# What you should do
Transcribe each entry below exactly. Pictures do not go in the copy.
----- Dataset content
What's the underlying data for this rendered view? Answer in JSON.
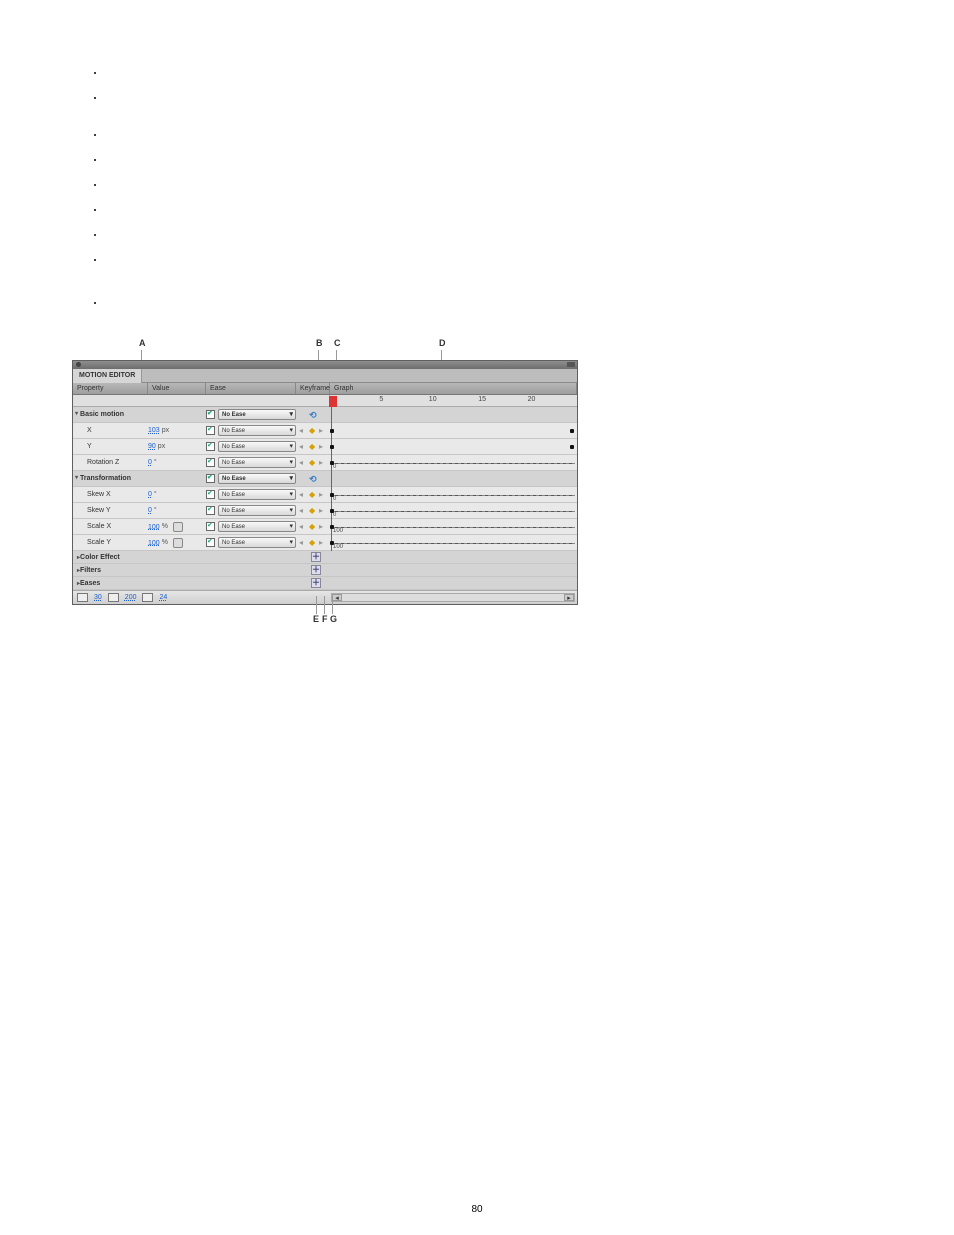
{
  "callouts": {
    "A": "A",
    "B": "B",
    "C": "C",
    "D": "D",
    "E": "E",
    "F": "F",
    "G": "G"
  },
  "panel": {
    "tab": "MOTION EDITOR",
    "headers": {
      "property": "Property",
      "value": "Value",
      "ease": "Ease",
      "keyframe": "Keyframe",
      "graph": "Graph"
    },
    "ruler": {
      "t5": "5",
      "t10": "10",
      "t15": "15",
      "t20": "20"
    }
  },
  "groups": {
    "basic_motion": "Basic motion",
    "transformation": "Transformation",
    "color_effect": "Color Effect",
    "filters": "Filters",
    "eases": "Eases"
  },
  "ease_label": "No Ease",
  "props": {
    "x": {
      "label": "X",
      "value": "103",
      "unit": "px"
    },
    "y": {
      "label": "Y",
      "value": "90",
      "unit": "px"
    },
    "rotz": {
      "label": "Rotation Z",
      "value": "0",
      "unit": "°"
    },
    "skewx": {
      "label": "Skew X",
      "value": "0",
      "unit": "°"
    },
    "skewy": {
      "label": "Skew Y",
      "value": "0",
      "unit": "°"
    },
    "scalex": {
      "label": "Scale X",
      "value": "100",
      "unit": "%"
    },
    "scaley": {
      "label": "Scale Y",
      "value": "100",
      "unit": "%"
    }
  },
  "footer": {
    "v1": "30",
    "v2": "200",
    "v3": "24"
  },
  "page_number": "80"
}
----------
# Exercise result
What's the underlying data for this rendered view? Answer in JSON.
{
  "callouts": {
    "A": "A",
    "B": "B",
    "C": "C",
    "D": "D",
    "E": "E",
    "F": "F",
    "G": "G"
  },
  "panel": {
    "tab": "MOTION EDITOR",
    "headers": {
      "property": "Property",
      "value": "Value",
      "ease": "Ease",
      "keyframe": "Keyframe",
      "graph": "Graph"
    },
    "ruler": {
      "t5": "5",
      "t10": "10",
      "t15": "15",
      "t20": "20"
    }
  },
  "groups": {
    "basic_motion": "Basic motion",
    "transformation": "Transformation",
    "color_effect": "Color Effect",
    "filters": "Filters",
    "eases": "Eases"
  },
  "ease_label": "No Ease",
  "props": {
    "x": {
      "label": "X",
      "value": "103",
      "unit": "px"
    },
    "y": {
      "label": "Y",
      "value": "90",
      "unit": "px"
    },
    "rotz": {
      "label": "Rotation Z",
      "value": "0",
      "unit": "°"
    },
    "skewx": {
      "label": "Skew X",
      "value": "0",
      "unit": "°"
    },
    "skewy": {
      "label": "Skew Y",
      "value": "0",
      "unit": "°"
    },
    "scalex": {
      "label": "Scale X",
      "value": "100",
      "unit": "%"
    },
    "scaley": {
      "label": "Scale Y",
      "value": "100",
      "unit": "%"
    }
  },
  "footer": {
    "v1": "30",
    "v2": "200",
    "v3": "24"
  },
  "page_number": "80"
}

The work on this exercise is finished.